● TEXT SHOWN
_ _ _ _ _ _ _

# [CLOSED] Visit Utopia 🐟🐟



## michealsmells (Mar 26, 2020)

* HELLO EVERYONE !! *

*My discord is also in my signature if you find it easier to DM me through there.

I've decided to open up my island quite often for people to come visit, so I'm making this thread a little bit more professional. There's going to be more offered now than just Coelacanth catching, though that'll be the main reason why I open up my island. Everything will be under spoilers to eliminate clutter, but I urge you to read through all of what I've written down before you reply.

My town will be open to all through Dodo Code, though I will only send the code if you PM me with your island name and villager name. There's been an exceptional amount of guests coming in or people who don't post that they're coming when they do, and to iron things out and make sure that everyone is genuine, I'll be only sending the code through PM from now on. So sorry for the inconvenience!
When doing turnip sales, I will let people in one at a time. When simply opening up my island for folks to come play, I'll be accepting the max at a time. Please don't enter and leave often, I want to keep this streamlined!!



Spoiler: Rules



 Only pick up shells/fruit/weeds/flowers if you've been given permission
 Please don't send Best Friends requests first
 Tell me if you're donating anything to my box
 Ask first when purchasing from Nook's Cranny (specifically one-purchase items)
 Don't beg for tools/bait. Although I offer them, they take a lot of time/materials to make.





Spoiler: Major Rules



 Harassing other players through foul language/scaring away fish and insects/shoving and generally being annoying, especially when asked to stop is all strictly off limits
 Do not break several rules without good cause
 Taking from the Donations Box is prohibited unless you're editing your own donation
 No hacking/exploits or items received from exploits (like item or bell duplication)
 Quickly drop items if you're cataloging, don't steal



I'll be offering a variety of things when you come to my town! Pay close mind to the list below to see what my town has to offer on any given day. Be mindful that I will only update the list on days I'm opening my town, so information will be outdated if my island is closed to the public. Turnip Prices are also always subject to change, but I will try to update them quickly.



Spoiler:  Utopia's Information 



Resident Representative - Micheal

Time Travel? - None 
Timezone - PST
Hemisphere - Northern

Native Fruit - Oranges 
Native Flowers - Pansies

Weather - Rainy

Nook's Cranny - Yes ✔
Able Sisters - Yep! ✔
Saharah - No 
Daisy Mae - No 
Celeste - No 
Redd - No 

Turnips Selling for - xxx
Timmy buying turnips for - 66 Bells



When visiting my island, I'll be offering upgraded tools and bait for free. Both are very resource heavy, and the bait is very time consuming to make, so it'll be in very limited supply. Please don't ask for bait, I will give it at my own leisure.

_ _ _ _ _ _ _

● RAW DATA
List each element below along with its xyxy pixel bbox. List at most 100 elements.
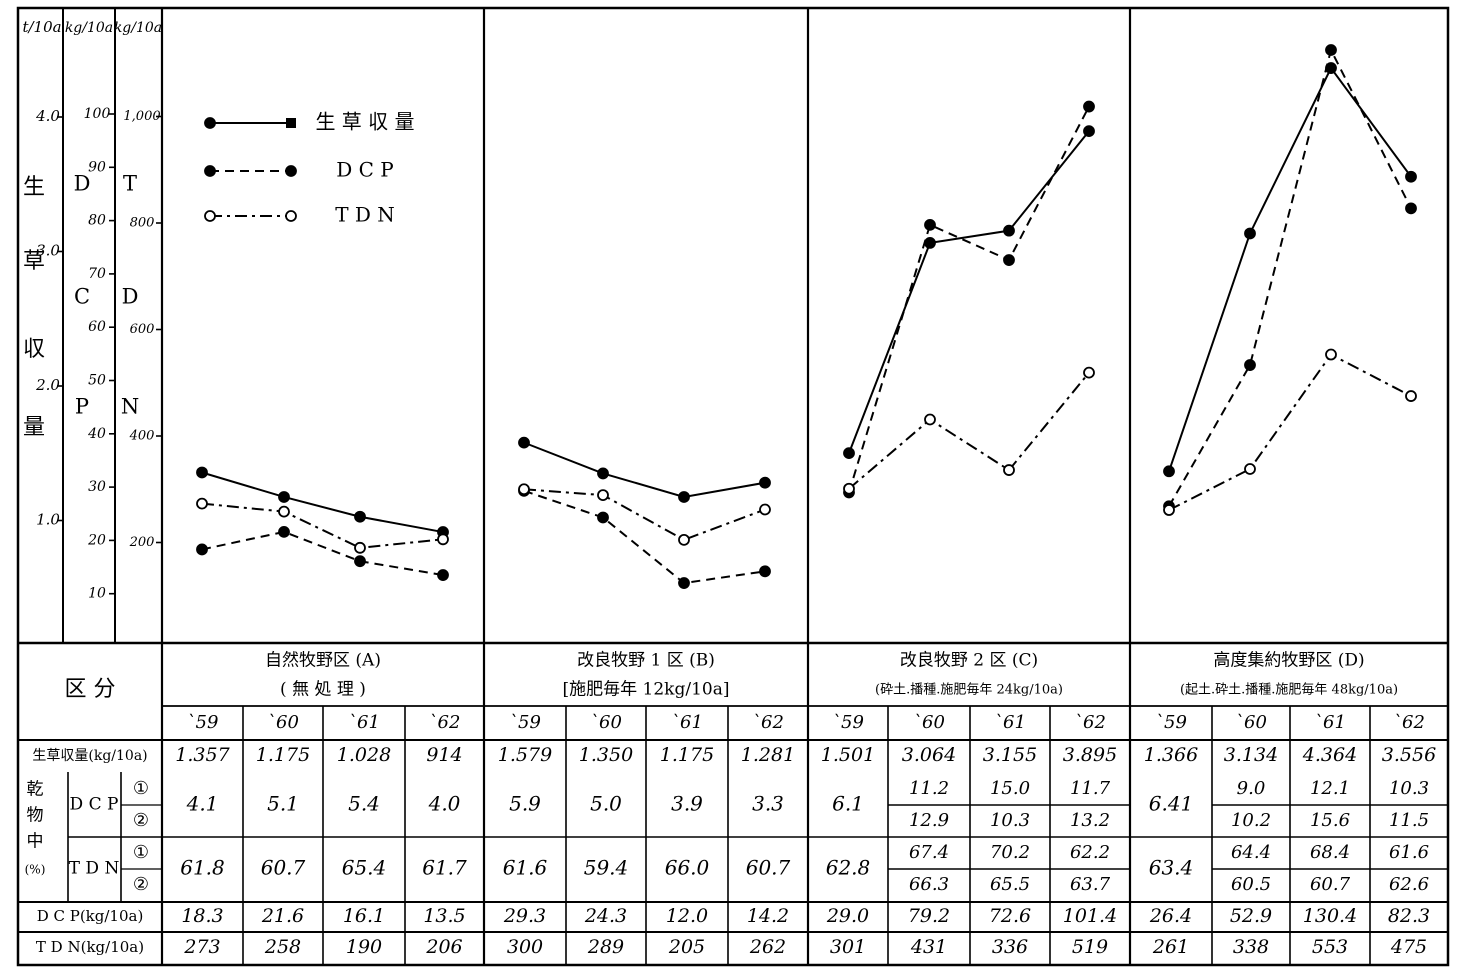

_ _ _ _ _ _ _

● REQUIRED TASKS
A. From the island-visit thread above, list every visiting character that the island information section marks as not present.
B. Answer these questions from the island-visit thread, one answer per line:
(i) Which timezone does the island use?
(ii) What two details must a visitor send by PM to receive the code?
(iii) How many visitors are let in at once during turnip sales?
C. Carry on the island-visit thread from its final sentence, keeping the same voice.

● WRITTEN ANSWERS
A. Saharah, Daisy Mae, Celeste, Redd

B.
(i) PST
(ii) Their island name and villager name
(iii) One at a time

C.
Because I offer so much for free but people still like to to give, I've opened a donations box in front of my airport. If you would like to support me, please drop any donations you wish into the box! I love *instruments and music* the most, but anything from materials to furniture to clothing to bells to flowers and everything in-between would be greatly appreciated. Please consider donating, it'll help me open up my island more and make my island nicer by the day!
*I'm really looking for stone/western-style stones !!
*Donations are NOT mandatory, and it's completely alright if you choose not to!!*

​


----------



## intestines (Mar 26, 2020)

Thank you for the opportunity


----------



## michealsmells (Mar 26, 2020)

Opening my island up! I went ahead and opened it with Dodo Code(tm) and made it open for everyone!!

Code is *94TVR*

Though I don't mind more friends 

Same rules still stand! Please don't take anything unless you ask first and I say its alright. Otherwise get fishing!! I'll periodically drop some fish bait around folks.

(Not required, but I'd love if ya posted here your villager name so I at least know where you're all coming from)


----------



## intestines (Mar 26, 2020)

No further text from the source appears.